=== Begin Enclosure ===

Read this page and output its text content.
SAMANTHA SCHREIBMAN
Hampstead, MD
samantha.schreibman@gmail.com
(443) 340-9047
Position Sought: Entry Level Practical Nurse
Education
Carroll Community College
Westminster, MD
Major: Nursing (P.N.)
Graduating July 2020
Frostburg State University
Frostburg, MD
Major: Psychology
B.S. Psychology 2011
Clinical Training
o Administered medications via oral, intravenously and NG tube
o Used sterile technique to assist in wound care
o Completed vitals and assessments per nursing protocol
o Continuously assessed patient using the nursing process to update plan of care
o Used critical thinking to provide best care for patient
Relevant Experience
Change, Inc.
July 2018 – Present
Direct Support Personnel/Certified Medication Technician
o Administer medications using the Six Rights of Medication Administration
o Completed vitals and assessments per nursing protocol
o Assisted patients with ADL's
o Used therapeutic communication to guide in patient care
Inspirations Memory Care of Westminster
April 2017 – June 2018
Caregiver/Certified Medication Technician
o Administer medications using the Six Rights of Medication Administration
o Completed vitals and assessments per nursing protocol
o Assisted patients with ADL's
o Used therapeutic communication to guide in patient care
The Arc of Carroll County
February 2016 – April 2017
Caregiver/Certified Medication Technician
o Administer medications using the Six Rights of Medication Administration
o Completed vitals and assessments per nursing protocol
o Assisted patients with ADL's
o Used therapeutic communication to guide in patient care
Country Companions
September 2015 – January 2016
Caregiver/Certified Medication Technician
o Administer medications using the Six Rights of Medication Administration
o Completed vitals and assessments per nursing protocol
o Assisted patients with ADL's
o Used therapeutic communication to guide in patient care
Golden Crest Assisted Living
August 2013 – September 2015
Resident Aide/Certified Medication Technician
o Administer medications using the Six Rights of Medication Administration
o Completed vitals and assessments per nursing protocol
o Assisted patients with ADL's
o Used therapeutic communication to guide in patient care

=== End Enclosure ===

Problem statement — Scan the records for the word "July" and copy every line where it is found.

Answer to this task —
Graduating July 2020
July 2018 – Present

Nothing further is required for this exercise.